-- Start Records provided --

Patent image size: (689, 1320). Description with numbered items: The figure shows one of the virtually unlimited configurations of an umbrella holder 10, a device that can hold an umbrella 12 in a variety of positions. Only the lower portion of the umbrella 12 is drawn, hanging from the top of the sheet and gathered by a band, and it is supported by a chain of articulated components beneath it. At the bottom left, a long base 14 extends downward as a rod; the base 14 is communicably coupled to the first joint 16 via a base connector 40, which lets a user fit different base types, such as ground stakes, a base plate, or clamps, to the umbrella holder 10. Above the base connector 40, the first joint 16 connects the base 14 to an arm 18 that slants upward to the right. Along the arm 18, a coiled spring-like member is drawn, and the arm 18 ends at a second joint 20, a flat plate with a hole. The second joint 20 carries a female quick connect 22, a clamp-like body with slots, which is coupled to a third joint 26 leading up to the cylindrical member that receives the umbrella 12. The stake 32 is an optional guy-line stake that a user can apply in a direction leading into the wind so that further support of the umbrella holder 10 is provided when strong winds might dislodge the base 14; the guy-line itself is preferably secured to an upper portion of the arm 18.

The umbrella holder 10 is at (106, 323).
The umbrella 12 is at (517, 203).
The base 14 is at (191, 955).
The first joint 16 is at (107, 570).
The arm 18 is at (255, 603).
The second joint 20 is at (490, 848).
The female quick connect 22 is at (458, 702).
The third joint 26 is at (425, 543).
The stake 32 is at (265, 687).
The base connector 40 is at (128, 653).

-- End Records provided --

#### [Objective]
Set out every line of the items above as a Markdown table with the columns No. and Line, giving each row a number and leaving out blank lines.

#### [Exercise answer]
| No. | Line |
|---|---|
| 1 | Patent image size: (689, 1320). Description with numbered items: The figure shows one of the virtually unlimited configurations of an umbrella holder 10, a device that can hold an umbrella 12 in a variety of positions. Only the lower portion of the umbrella 12 is drawn, hanging from the top of the sheet and gathered by a band, and it is supported by a chain of articulated components beneath it. At the bottom left, a long base 14 extends downward as a rod; the base 14 is communicably coupled to the first joint 16 via a base connector 40, which lets a user fit different base types, such as ground stakes, a base plate, or clamps, to the umbrella holder 10. Above the base connector 40, the first joint 16 connects the base 14 to an arm 18 that slants upward to the right. Along the arm 18, a coiled spring-like member is drawn, and the arm 18 ends at a second joint 20, a flat plate with a hole. The second joint 20 carries a female quick connect 22, a clamp-like body with slots, which is coupled to a third joint 26 leading up to the cylindrical member that receives the umbrella 12. The stake 32 is an optional guy-line stake that a user can apply in a direction leading into the wind so that further support of the umbrella holder 10 is provided when strong winds might dislodge the base 14; the guy-line itself is preferably secured to an upper portion of the arm 18. |
| 2 | The umbrella holder 10 is at (106, 323). |
| 3 | The umbrella 12 is at (517, 203). |
| 4 | The base 14 is at (191, 955). |
| 5 | The first joint 16 is at (107, 570). |
| 6 | The arm 18 is at (255, 603). |
| 7 | The second joint 20 is at (490, 848). |
| 8 | The female quick connect 22 is at (458, 702). |
| 9 | The third joint 26 is at (425, 543). |
| 10 | The stake 32 is at (265, 687). |
| 11 | The base connector 40 is at (128, 653). |